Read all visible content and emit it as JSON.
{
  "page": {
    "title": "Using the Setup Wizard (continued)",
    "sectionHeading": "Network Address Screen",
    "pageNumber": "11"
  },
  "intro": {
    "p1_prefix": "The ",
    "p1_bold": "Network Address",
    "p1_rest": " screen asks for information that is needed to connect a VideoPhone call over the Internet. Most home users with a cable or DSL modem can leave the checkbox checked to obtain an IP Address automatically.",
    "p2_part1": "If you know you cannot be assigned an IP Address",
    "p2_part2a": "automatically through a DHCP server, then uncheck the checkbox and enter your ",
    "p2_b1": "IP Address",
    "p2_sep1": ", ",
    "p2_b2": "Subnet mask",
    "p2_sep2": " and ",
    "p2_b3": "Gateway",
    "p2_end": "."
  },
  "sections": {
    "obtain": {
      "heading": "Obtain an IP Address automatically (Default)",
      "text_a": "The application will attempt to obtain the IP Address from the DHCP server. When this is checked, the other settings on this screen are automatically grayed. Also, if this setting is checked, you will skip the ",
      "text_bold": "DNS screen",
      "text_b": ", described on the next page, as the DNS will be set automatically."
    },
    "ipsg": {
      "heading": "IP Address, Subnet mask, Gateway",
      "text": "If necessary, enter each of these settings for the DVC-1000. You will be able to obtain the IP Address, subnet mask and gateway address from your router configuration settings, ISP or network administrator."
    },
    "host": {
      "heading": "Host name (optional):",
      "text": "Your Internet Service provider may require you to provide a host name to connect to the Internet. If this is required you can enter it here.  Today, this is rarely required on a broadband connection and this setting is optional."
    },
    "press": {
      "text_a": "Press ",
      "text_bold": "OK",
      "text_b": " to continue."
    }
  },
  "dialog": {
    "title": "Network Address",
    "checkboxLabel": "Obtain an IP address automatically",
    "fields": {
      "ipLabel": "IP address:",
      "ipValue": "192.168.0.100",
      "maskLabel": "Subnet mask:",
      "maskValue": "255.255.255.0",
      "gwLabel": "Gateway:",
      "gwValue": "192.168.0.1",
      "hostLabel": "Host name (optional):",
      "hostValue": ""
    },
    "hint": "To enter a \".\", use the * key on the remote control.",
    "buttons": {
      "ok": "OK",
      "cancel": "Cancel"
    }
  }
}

[Requirements]: Copy the records above exactly as they appear.

[Correct result]:
Read all visible content and emit it as JSON.
{
  "page": {
    "title": "Using the Setup Wizard (continued)",
    "sectionHeading": "Network Address Screen",
    "pageNumber": "11"
  },
  "intro": {
    "p1_prefix": "The ",
    "p1_bold": "Network Address",
    "p1_rest": " screen asks for information that is needed to connect a VideoPhone call over the Internet. Most home users with a cable or DSL modem can leave the checkbox checked to obtain an IP Address automatically.",
    "p2_part1": "If you know you cannot be assigned an IP Address",
    "p2_part2a": "automatically through a DHCP server, then uncheck the checkbox and enter your ",
    "p2_b1": "IP Address",
    "p2_sep1": ", ",
    "p2_b2": "Subnet mask",
    "p2_sep2": " and ",
    "p2_b3": "Gateway",
    "p2_end": "."
  },
  "sections": {
    "obtain": {
      "heading": "Obtain an IP Address automatically (Default)",
      "text_a": "The application will attempt to obtain the IP Address from the DHCP server. When this is checked, the other settings on this screen are automatically grayed. Also, if this setting is checked, you will skip the ",
      "text_bold": "DNS screen",
      "text_b": ", described on the next page, as the DNS will be set automatically."
    },
    "ipsg": {
      "heading": "IP Address, Subnet mask, Gateway",
      "text": "If necessary, enter each of these settings for the DVC-1000. You will be able to obtain the IP Address, subnet mask and gateway address from your router configuration settings, ISP or network administrator."
    },
    "host": {
      "heading": "Host name (optional):",
      "text": "Your Internet Service provider may require you to provide a host name to connect to the Internet. If this is required you can enter it here.  Today, this is rarely required on a broadband connection and this setting is optional."
    },
    "press": {
      "text_a": "Press ",
      "text_bold": "OK",
      "text_b": " to continue."
    }
  },
  "dialog": {
    "title": "Network Address",
    "checkboxLabel": "Obtain an IP address automatically",
    "fields": {
      "ipLabel": "IP address:",
      "ipValue": "192.168.0.100",
      "maskLabel": "Subnet mask:",
      "maskValue": "255.255.255.0",
      "gwLabel": "Gateway:",
      "gwValue": "192.168.0.1",
      "hostLabel": "Host name (optional):",
      "hostValue": ""
    },
    "hint": "To enter a \".\", use the * key on the remote control.",
    "buttons": {
      "ok": "OK",
      "cancel": "Cancel"
    }
  }
}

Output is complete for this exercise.